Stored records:
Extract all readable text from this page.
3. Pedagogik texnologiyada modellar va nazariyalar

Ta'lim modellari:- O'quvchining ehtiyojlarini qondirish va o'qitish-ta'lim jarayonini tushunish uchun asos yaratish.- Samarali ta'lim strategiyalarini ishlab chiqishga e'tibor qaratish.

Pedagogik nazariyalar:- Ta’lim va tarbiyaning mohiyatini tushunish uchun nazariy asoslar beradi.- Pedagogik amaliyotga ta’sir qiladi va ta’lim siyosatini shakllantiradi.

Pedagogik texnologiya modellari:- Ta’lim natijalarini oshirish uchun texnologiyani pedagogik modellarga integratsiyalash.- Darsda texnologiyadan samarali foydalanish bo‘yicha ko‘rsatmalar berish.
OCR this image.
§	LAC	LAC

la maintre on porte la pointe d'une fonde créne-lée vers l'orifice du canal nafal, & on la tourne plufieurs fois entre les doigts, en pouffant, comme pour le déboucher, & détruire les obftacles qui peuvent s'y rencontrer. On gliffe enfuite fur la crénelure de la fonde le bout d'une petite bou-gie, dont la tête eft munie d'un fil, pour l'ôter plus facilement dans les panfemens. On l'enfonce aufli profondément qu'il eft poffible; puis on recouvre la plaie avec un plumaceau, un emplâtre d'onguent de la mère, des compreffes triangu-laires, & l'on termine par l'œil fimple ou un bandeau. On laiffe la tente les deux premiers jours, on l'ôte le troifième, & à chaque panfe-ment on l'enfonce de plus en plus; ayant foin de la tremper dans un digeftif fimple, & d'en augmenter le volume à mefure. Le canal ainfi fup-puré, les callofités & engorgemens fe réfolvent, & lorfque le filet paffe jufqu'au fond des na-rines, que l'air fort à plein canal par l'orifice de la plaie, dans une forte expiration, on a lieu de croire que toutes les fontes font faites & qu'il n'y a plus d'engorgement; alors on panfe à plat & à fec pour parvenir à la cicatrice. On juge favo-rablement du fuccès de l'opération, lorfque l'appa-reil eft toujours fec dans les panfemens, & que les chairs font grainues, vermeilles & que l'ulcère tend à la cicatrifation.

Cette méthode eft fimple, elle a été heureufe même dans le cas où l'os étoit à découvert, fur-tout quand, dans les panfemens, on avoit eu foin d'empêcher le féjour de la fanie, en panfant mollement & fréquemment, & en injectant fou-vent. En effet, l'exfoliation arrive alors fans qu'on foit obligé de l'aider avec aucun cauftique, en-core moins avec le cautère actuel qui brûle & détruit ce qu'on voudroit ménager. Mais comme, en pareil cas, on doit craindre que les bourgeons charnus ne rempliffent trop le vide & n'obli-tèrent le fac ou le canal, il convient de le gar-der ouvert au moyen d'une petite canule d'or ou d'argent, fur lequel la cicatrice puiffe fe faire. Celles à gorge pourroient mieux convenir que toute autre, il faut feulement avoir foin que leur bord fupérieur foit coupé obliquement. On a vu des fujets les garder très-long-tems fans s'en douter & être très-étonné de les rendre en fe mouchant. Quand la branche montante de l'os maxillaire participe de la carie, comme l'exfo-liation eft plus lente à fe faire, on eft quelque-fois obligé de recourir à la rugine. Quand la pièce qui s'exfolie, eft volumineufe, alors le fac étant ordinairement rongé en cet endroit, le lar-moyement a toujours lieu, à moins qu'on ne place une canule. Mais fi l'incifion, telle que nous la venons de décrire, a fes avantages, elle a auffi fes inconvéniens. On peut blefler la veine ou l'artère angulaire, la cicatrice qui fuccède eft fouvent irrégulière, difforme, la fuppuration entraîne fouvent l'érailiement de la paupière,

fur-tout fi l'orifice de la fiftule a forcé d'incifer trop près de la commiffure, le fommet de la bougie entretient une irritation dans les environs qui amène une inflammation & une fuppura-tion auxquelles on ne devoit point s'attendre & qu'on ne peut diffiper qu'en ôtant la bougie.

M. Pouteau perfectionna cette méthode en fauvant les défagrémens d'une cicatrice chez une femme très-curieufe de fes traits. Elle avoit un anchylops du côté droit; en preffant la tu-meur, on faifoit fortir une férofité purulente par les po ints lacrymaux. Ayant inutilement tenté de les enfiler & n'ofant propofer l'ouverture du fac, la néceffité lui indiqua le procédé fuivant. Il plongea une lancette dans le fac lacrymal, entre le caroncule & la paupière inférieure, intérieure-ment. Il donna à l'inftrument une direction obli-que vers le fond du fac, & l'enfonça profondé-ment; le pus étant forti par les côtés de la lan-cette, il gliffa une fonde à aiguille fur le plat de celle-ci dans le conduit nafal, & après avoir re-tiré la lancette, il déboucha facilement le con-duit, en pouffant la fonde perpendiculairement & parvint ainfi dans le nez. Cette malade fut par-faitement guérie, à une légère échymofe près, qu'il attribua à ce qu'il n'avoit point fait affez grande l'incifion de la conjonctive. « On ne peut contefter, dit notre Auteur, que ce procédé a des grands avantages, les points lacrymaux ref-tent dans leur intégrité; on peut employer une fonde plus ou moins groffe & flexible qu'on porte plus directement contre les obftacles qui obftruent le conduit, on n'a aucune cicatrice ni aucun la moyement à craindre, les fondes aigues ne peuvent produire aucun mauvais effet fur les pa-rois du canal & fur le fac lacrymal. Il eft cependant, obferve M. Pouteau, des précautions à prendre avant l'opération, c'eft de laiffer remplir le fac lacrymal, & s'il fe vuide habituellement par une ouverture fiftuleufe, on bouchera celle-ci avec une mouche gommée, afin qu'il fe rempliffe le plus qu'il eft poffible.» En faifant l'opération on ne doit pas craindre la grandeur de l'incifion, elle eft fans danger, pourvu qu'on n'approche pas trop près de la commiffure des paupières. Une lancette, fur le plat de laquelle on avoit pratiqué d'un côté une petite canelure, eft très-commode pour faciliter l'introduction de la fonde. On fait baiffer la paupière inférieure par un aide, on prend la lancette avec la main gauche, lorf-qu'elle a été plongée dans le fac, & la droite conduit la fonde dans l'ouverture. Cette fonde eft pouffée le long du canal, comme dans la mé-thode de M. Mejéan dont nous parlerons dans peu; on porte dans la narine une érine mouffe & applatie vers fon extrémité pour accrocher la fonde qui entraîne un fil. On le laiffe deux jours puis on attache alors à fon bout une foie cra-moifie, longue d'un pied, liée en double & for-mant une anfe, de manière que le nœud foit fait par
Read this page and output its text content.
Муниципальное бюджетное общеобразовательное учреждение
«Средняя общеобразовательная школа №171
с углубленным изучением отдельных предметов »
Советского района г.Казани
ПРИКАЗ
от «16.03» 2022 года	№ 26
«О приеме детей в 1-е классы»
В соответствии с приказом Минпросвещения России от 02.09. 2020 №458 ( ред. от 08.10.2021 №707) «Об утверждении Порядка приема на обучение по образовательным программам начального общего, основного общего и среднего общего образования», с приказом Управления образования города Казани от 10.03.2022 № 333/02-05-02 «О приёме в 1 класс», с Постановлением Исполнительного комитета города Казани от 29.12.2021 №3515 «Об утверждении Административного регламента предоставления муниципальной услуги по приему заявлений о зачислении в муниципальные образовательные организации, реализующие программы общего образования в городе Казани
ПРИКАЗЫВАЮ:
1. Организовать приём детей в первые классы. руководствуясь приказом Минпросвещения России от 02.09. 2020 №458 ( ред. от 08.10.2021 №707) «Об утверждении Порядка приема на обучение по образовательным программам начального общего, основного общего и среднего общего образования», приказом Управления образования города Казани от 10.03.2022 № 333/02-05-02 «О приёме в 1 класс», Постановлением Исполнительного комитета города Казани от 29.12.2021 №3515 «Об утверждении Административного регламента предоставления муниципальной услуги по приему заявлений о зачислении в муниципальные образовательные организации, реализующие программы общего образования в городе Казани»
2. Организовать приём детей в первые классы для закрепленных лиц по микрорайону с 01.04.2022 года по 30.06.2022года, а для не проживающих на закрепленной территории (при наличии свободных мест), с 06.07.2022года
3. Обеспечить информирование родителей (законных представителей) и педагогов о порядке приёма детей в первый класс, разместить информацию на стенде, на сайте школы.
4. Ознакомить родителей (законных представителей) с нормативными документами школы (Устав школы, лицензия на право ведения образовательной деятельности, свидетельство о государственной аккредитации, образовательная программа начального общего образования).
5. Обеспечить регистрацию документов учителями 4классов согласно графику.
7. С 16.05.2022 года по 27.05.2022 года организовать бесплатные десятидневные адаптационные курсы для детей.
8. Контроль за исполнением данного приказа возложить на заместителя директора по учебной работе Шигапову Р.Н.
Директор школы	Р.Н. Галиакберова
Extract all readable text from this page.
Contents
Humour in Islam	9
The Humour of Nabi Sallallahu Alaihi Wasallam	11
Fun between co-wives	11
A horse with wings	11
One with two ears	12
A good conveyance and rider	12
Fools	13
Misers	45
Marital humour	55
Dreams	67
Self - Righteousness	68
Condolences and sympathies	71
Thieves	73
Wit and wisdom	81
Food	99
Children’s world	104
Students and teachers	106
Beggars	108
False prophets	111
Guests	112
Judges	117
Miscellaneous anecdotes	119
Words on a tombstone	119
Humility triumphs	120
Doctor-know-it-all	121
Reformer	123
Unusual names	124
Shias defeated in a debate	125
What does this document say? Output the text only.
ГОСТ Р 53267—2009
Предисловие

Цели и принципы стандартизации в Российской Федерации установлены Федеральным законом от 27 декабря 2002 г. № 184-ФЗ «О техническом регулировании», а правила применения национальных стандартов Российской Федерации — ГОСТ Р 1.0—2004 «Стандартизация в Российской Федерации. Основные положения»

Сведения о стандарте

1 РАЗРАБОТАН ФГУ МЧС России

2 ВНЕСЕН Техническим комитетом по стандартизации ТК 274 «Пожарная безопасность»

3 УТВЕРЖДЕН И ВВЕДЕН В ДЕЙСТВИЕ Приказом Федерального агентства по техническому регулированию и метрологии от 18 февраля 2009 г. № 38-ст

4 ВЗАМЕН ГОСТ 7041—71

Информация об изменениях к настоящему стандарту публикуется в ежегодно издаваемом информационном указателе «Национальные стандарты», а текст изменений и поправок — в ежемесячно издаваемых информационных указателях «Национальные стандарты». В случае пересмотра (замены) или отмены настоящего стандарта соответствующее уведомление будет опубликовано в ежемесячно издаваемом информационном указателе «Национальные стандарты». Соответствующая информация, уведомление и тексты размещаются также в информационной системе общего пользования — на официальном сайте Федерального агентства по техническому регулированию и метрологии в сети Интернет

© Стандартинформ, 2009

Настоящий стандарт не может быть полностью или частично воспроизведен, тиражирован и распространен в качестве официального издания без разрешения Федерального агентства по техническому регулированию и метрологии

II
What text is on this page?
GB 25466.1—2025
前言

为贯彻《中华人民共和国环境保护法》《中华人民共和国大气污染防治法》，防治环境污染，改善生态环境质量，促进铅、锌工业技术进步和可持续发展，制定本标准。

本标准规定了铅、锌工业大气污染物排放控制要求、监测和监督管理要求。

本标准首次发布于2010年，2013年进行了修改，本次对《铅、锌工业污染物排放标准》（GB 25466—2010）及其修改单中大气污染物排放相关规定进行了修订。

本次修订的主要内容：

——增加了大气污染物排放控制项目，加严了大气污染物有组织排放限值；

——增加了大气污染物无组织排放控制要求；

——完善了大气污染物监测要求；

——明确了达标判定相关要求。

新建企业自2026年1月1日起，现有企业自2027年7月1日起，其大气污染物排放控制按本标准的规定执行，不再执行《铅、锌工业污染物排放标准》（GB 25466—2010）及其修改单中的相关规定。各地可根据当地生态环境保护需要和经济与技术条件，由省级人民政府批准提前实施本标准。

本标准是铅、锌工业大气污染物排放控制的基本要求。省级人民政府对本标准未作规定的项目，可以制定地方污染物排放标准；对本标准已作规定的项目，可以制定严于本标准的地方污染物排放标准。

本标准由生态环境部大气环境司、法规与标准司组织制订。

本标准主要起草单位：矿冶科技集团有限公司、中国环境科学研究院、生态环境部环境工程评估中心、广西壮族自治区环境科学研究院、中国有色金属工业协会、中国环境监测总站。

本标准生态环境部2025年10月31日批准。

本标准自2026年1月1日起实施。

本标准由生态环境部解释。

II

• What is asked: Return all lines containing "nazariyalar".

• Reply to the exercise:
3. Pedagogik texnologiyada modellar va nazariyalar
Pedagogik nazariyalar:- Ta’lim va tarbiyaning mohiyatini tushunish uchun nazariy asoslar beradi.- Pedagogik amaliyotga ta’sir qiladi va ta’lim siyosatini shakllantiradi.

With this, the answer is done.